* _Data lines_:

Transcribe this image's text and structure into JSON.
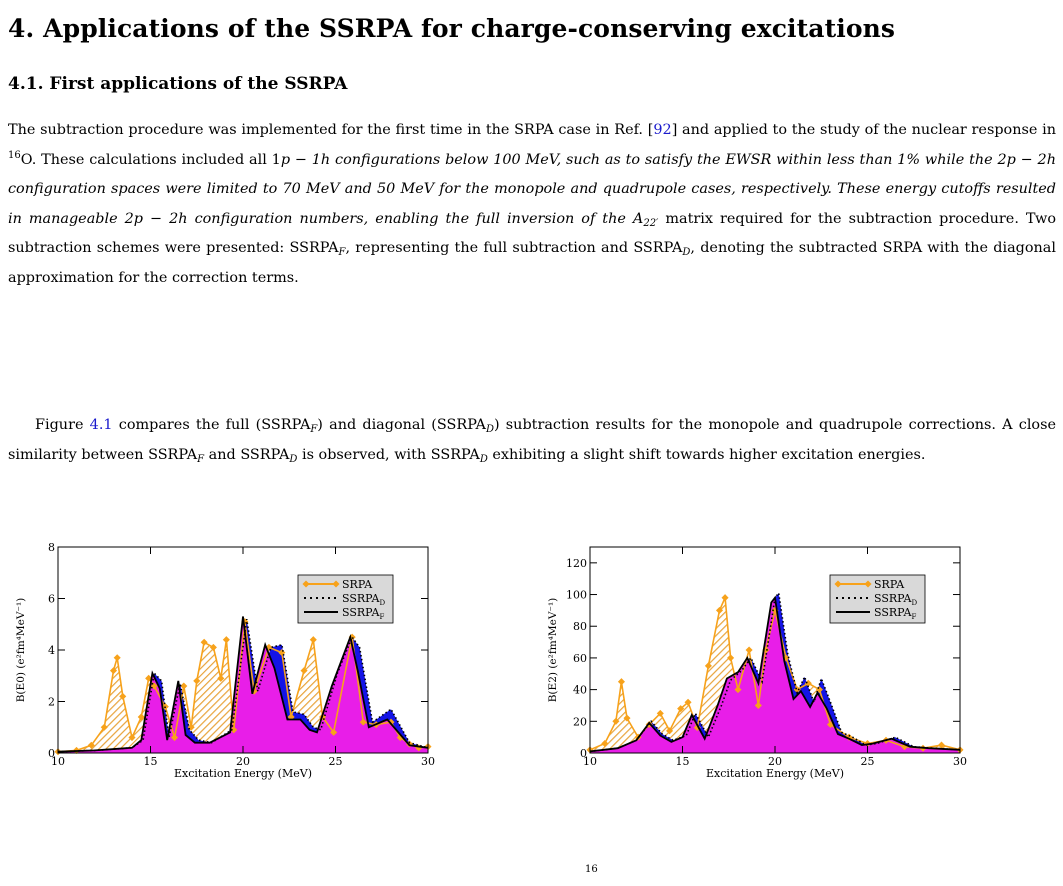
{
  "section": {
    "number": "4.",
    "title": "Applications of the SSRPA for charge-conserving excitations"
  },
  "subsection": {
    "number": "4.1.",
    "title": "First applications of the SSRPA"
  },
  "paragraph1": {
    "t1": "The subtraction procedure was implemented for the first time in the SRPA case in Ref. [",
    "ref1": "92",
    "t2": "] and applied to the study of the nuclear response in ",
    "iso_mass": "16",
    "iso_el": "O. These calculations included all 1",
    "t3": "p − 1",
    "t4": "h configurations below 100 MeV, such as to satisfy the EWSR within less than 1% while the 2",
    "t5": "p − 2",
    "t6": "h configuration spaces were limited to 70 MeV and 50 MeV for the monopole and quadrupole cases, respectively. These energy cutoffs resulted in manageable 2",
    "t7": "p − 2",
    "t8": "h configuration numbers, enabling the full inversion of the ",
    "mat": "A",
    "mat_sub": "22′",
    "t9": " matrix required for the subtraction procedure. Two subtraction schemes were presented: SSRPA",
    "sub_f": "F",
    "t10": ", representing the full subtraction and SSRPA",
    "sub_d": "D",
    "t11": ", denoting the subtracted SRPA with the diagonal approximation for the correction terms."
  },
  "paragraph2": {
    "t1": "Figure ",
    "ref": "4.1",
    "t2": " compares the full (SSRPA",
    "s1": "F",
    "t3": ") and diagonal (SSRPA",
    "s2": "D",
    "t4": ") subtraction results for the monopole and quadrupole corrections. A close similarity between SSRPA",
    "s3": "F",
    "t5": " and SSRPA",
    "s4": "D",
    "t6": " is observed, with SSRPA",
    "s5": "D",
    "t7": " exhibiting a slight shift towards higher excitation energies."
  },
  "caption_fragment": "16",
  "colors": {
    "srpa": "#f7a21b",
    "srpa_hatch": "#e8a33a",
    "ssrpa_d_fill": "#1414e6",
    "ssrpa_f_fill": "#e81ee8"
  },
  "chart_data": [
    {
      "type": "line",
      "id": "monopole",
      "xlabel": "Excitation Energy (MeV)",
      "ylabel": "B(E0) (e²fm⁴MeV⁻¹)",
      "xlim": [
        10,
        30
      ],
      "ylim": [
        0,
        8
      ],
      "xticks": [
        10,
        15,
        20,
        25,
        30
      ],
      "yticks": [
        0,
        2,
        4,
        6,
        8
      ],
      "legend": {
        "placement": "top-right",
        "entries": [
          "SRPA",
          "SSRPA",
          "SSRPA"
        ],
        "subs": [
          "",
          "D",
          "F"
        ]
      },
      "series": [
        {
          "name": "SRPA",
          "x": [
            10,
            11,
            11.8,
            12.5,
            13,
            13.2,
            13.5,
            14,
            14.5,
            14.9,
            15.2,
            15.8,
            16.3,
            16.8,
            17.2,
            17.5,
            17.9,
            18.4,
            18.8,
            19.1,
            19.5,
            20.1,
            20.6,
            21.4,
            22.1,
            22.6,
            23.3,
            23.8,
            24.3,
            24.9,
            25.9,
            26.5,
            27.2,
            28,
            28.5,
            29,
            29.5,
            30
          ],
          "y": [
            0.05,
            0.1,
            0.3,
            1.0,
            3.2,
            3.7,
            2.2,
            0.6,
            1.4,
            2.9,
            2.6,
            1.8,
            0.6,
            2.6,
            1.0,
            2.8,
            4.3,
            4.1,
            2.9,
            4.4,
            0.9,
            5.1,
            2.4,
            4.1,
            3.9,
            1.4,
            3.2,
            4.4,
            1.4,
            0.8,
            4.5,
            1.2,
            1.1,
            1.2,
            0.6,
            0.35,
            0.2,
            0.25
          ]
        },
        {
          "name": "SSRPA_D",
          "x": [
            10,
            12,
            14,
            14.6,
            15.2,
            15.6,
            16,
            16.6,
            17.1,
            17.6,
            18.3,
            19.4,
            20.2,
            20.8,
            21.5,
            22.1,
            22.7,
            23.3,
            23.8,
            24.2,
            25.1,
            25.9,
            26.3,
            27,
            28,
            29,
            30
          ],
          "y": [
            0.05,
            0.1,
            0.2,
            0.5,
            3.1,
            2.8,
            0.6,
            2.7,
            0.9,
            0.5,
            0.4,
            0.9,
            5.2,
            2.4,
            4.1,
            4.2,
            1.6,
            1.5,
            1.0,
            0.9,
            3.1,
            4.5,
            4.1,
            1.2,
            1.7,
            0.4,
            0.2
          ]
        },
        {
          "name": "SSRPA_F",
          "x": [
            10,
            12,
            14,
            14.5,
            15.1,
            15.5,
            15.9,
            16.5,
            16.9,
            17.4,
            18.2,
            19.3,
            20,
            20.5,
            21.2,
            21.7,
            22.4,
            23.1,
            23.6,
            24,
            24.8,
            25.8,
            26.2,
            26.8,
            27.8,
            29,
            30
          ],
          "y": [
            0.05,
            0.1,
            0.2,
            0.5,
            3.1,
            2.5,
            0.5,
            2.8,
            0.7,
            0.4,
            0.4,
            0.8,
            5.3,
            2.3,
            4.2,
            3.3,
            1.3,
            1.3,
            0.9,
            0.8,
            2.6,
            4.5,
            3.2,
            1.0,
            1.3,
            0.3,
            0.2
          ]
        }
      ]
    },
    {
      "type": "line",
      "id": "quadrupole",
      "xlabel": "Excitation Energy (MeV)",
      "ylabel": "B(E2) (e²fm⁴MeV⁻¹)",
      "xlim": [
        10,
        30
      ],
      "ylim": [
        0,
        130
      ],
      "xticks": [
        10,
        15,
        20,
        25,
        30
      ],
      "yticks": [
        0,
        20,
        40,
        60,
        80,
        100,
        120
      ],
      "legend": {
        "placement": "top-right",
        "entries": [
          "SRPA",
          "SSRPA",
          "SSRPA"
        ],
        "subs": [
          "",
          "D",
          "F"
        ]
      },
      "series": [
        {
          "name": "SRPA",
          "x": [
            10,
            10.8,
            11.4,
            11.7,
            12,
            12.6,
            13.2,
            13.8,
            14.3,
            14.9,
            15.3,
            15.8,
            16.4,
            17,
            17.3,
            17.6,
            18,
            18.6,
            19.1,
            19.5,
            20,
            20.6,
            21.2,
            21.8,
            22.4,
            23,
            24,
            25,
            26,
            27,
            28,
            29,
            30
          ],
          "y": [
            2,
            6,
            20,
            45,
            22,
            10,
            18,
            25,
            14,
            28,
            32,
            16,
            55,
            90,
            98,
            60,
            40,
            65,
            30,
            65,
            90,
            60,
            40,
            44,
            40,
            18,
            10,
            6,
            8,
            4,
            3,
            5,
            2
          ]
        },
        {
          "name": "SSRPA_D",
          "x": [
            10,
            11.5,
            12.5,
            13.3,
            13.9,
            14.5,
            15.2,
            15.7,
            16.4,
            17.1,
            17.6,
            18.2,
            18.7,
            19.3,
            20,
            20.2,
            20.7,
            21.2,
            21.6,
            22.1,
            22.5,
            23,
            23.6,
            24.2,
            24.9,
            25.5,
            26.5,
            27.5,
            28.5,
            30
          ],
          "y": [
            1,
            3,
            8,
            20,
            12,
            8,
            11,
            25,
            10,
            30,
            46,
            52,
            60,
            45,
            98,
            101,
            62,
            38,
            48,
            32,
            47,
            32,
            13,
            10,
            5,
            6,
            10,
            4,
            3,
            2
          ]
        },
        {
          "name": "SSRPA_F",
          "x": [
            10,
            11.5,
            12.5,
            13.2,
            13.8,
            14.4,
            15,
            15.5,
            16.2,
            16.9,
            17.4,
            18,
            18.5,
            19.1,
            19.8,
            20,
            20.5,
            21,
            21.4,
            21.9,
            22.3,
            22.8,
            23.4,
            24,
            24.7,
            25.3,
            26.3,
            27.3,
            28.3,
            30
          ],
          "y": [
            1,
            3,
            8,
            19,
            11,
            7,
            10,
            24,
            9,
            30,
            47,
            51,
            60,
            44,
            95,
            98,
            58,
            34,
            39,
            29,
            38,
            28,
            12,
            9,
            5,
            6,
            9,
            4,
            3,
            2
          ]
        }
      ]
    }
  ]
}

* _Task statement_: Gather and copy every line of the data in which the string "diagonal" is found.

* _Result of this task_:
    "t11": ", denoting the subtracted SRPA with the diagonal approximation for the correction terms."
    "t3": ") and diagonal (SSRPA",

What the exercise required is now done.